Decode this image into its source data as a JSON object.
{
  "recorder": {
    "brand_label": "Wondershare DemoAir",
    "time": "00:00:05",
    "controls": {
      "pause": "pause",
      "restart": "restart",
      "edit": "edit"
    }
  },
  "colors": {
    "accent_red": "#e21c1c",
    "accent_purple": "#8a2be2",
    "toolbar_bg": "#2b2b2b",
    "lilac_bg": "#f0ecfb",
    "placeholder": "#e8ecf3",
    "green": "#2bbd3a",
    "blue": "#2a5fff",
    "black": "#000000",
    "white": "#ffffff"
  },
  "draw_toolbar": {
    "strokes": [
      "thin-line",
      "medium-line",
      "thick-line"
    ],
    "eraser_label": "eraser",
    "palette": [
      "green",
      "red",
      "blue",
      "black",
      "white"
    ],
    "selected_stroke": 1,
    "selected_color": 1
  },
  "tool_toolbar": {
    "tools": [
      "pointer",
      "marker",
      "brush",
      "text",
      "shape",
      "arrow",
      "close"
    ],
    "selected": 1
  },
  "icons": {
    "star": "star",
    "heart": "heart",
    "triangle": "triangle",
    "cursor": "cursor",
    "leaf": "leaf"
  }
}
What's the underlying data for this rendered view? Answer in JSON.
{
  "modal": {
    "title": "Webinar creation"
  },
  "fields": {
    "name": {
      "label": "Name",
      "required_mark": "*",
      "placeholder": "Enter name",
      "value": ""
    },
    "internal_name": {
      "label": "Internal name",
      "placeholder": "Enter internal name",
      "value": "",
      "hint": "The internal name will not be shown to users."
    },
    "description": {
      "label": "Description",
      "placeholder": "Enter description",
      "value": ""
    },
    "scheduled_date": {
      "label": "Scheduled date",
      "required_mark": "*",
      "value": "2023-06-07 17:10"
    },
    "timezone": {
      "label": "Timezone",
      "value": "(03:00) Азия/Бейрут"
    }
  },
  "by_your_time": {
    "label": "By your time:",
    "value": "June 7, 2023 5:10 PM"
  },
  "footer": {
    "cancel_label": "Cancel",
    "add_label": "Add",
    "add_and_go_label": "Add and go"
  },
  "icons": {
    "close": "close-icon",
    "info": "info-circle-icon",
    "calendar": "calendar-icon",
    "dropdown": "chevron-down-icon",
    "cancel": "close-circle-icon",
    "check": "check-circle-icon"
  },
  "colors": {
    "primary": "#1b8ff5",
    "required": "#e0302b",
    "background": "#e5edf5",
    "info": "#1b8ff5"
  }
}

--------------------------------------------------

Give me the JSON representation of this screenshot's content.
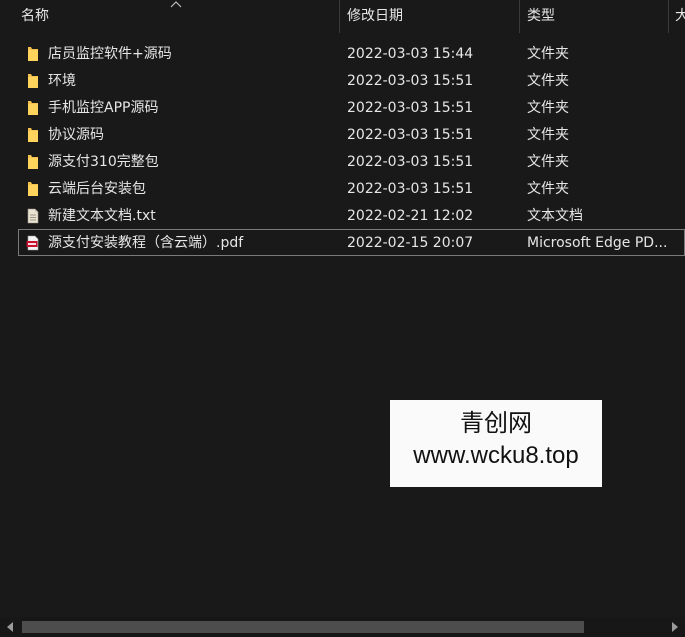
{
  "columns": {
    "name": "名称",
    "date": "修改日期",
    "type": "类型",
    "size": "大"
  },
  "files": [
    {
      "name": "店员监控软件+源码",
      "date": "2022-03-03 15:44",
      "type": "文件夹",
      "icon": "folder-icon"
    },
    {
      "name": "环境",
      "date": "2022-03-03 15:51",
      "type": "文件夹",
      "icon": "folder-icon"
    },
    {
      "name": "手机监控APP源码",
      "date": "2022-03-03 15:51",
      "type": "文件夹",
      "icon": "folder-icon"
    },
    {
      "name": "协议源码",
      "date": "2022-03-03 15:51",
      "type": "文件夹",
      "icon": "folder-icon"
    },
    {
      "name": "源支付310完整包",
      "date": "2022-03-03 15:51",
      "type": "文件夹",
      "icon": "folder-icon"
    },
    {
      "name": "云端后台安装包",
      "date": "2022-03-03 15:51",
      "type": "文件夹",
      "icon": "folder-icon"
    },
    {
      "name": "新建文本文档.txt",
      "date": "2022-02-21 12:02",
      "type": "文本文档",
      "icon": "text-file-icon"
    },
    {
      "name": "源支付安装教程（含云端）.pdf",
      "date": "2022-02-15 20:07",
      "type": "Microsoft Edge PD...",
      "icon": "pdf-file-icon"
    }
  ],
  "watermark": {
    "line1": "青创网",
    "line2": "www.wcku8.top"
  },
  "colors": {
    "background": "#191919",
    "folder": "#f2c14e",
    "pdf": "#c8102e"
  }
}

--------------------------------------------------

--- The task ---
The lines above form a set of records; determine how many of them contain the string "JSON" and give that number alone.

--- The answer ---
3